--- Input rows ---
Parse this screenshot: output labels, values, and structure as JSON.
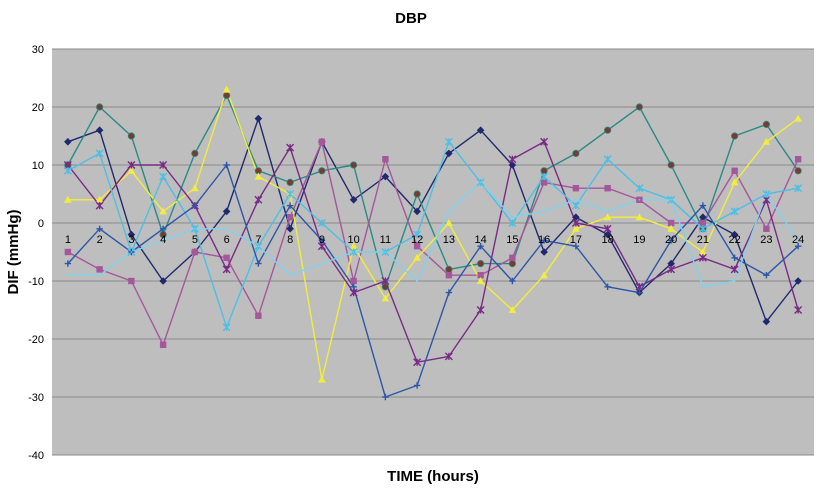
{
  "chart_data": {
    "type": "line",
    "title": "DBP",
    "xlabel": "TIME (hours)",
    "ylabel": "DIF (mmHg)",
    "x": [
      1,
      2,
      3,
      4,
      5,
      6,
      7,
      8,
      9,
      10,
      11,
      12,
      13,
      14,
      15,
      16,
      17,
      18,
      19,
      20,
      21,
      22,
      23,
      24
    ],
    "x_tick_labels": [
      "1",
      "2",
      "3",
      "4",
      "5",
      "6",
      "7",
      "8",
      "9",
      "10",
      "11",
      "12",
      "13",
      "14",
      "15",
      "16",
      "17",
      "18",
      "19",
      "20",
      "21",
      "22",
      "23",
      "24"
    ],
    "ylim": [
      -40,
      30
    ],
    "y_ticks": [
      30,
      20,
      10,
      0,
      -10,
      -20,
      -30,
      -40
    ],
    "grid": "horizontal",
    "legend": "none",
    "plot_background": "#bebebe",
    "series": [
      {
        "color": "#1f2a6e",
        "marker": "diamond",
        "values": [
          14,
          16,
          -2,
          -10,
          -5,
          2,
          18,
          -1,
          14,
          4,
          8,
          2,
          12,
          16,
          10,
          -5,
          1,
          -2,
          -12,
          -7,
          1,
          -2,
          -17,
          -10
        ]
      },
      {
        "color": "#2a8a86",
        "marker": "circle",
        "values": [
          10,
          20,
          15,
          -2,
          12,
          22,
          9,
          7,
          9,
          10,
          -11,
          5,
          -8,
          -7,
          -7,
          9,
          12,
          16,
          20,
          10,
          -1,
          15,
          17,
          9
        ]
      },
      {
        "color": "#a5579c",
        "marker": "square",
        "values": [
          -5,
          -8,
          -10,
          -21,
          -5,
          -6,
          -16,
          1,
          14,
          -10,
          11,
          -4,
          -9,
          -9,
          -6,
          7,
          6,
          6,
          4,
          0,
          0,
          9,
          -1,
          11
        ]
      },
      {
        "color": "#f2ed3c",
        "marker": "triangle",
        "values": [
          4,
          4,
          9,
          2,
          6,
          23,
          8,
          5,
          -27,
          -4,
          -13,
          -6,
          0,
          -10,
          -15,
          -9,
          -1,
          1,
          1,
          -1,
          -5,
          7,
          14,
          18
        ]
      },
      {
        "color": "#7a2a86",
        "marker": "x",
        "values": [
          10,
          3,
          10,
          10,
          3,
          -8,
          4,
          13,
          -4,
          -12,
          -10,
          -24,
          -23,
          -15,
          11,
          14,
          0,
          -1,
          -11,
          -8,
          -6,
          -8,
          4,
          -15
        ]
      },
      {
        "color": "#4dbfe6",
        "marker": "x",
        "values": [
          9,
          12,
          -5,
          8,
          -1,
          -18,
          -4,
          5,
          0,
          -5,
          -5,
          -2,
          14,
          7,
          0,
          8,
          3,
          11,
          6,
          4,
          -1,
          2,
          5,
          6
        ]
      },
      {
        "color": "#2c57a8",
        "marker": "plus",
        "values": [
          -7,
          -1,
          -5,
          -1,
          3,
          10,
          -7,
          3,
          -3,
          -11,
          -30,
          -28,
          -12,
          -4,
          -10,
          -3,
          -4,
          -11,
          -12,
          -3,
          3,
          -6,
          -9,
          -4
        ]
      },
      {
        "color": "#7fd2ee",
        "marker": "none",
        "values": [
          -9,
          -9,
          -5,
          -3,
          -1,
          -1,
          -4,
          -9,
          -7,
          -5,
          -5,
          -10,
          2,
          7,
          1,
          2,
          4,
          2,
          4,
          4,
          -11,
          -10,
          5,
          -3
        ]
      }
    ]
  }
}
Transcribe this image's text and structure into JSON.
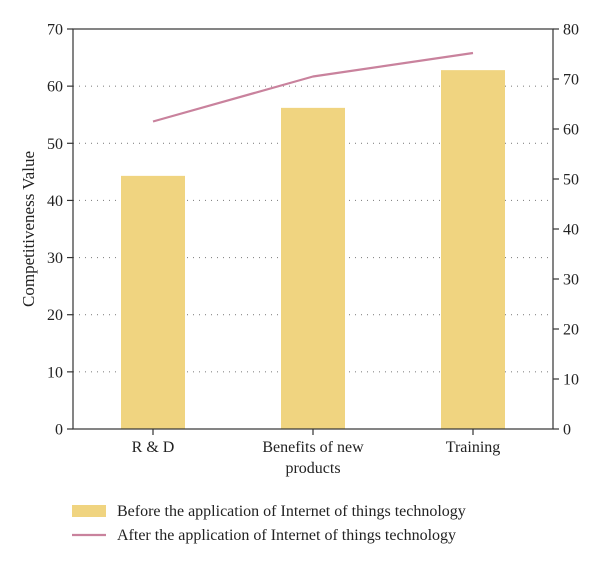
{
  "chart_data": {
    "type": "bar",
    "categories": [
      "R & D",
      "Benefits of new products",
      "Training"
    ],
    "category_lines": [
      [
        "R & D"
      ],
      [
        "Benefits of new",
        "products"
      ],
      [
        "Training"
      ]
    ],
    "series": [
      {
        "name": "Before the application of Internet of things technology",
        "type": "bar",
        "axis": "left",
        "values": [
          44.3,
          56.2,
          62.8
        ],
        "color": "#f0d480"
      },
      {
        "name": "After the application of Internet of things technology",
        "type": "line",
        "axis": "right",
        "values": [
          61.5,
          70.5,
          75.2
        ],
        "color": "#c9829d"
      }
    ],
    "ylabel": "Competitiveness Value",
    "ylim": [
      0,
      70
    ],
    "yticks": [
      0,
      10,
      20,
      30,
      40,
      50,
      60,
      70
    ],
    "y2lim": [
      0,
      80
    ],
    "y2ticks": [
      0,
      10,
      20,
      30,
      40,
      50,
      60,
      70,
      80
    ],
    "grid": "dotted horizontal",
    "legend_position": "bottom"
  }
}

--- Set exercise ---
Leave the pictures out, and please copy only the lines from the one with "Transcribe this image's" through the end of the listing.

--- Exercise solution ---
Transcribe this image's text and structure into JSON.
{
  "chart_data": {
    "type": "bar",
    "categories": [
      "R & D",
      "Benefits of new products",
      "Training"
    ],
    "category_lines": [
      [
        "R & D"
      ],
      [
        "Benefits of new",
        "products"
      ],
      [
        "Training"
      ]
    ],
    "series": [
      {
        "name": "Before the application of Internet of things technology",
        "type": "bar",
        "axis": "left",
        "values": [
          44.3,
          56.2,
          62.8
        ],
        "color": "#f0d480"
      },
      {
        "name": "After the application of Internet of things technology",
        "type": "line",
        "axis": "right",
        "values": [
          61.5,
          70.5,
          75.2
        ],
        "color": "#c9829d"
      }
    ],
    "ylabel": "Competitiveness Value",
    "ylim": [
      0,
      70
    ],
    "yticks": [
      0,
      10,
      20,
      30,
      40,
      50,
      60,
      70
    ],
    "y2lim": [
      0,
      80
    ],
    "y2ticks": [
      0,
      10,
      20,
      30,
      40,
      50,
      60,
      70,
      80
    ],
    "grid": "dotted horizontal",
    "legend_position": "bottom"
  }
}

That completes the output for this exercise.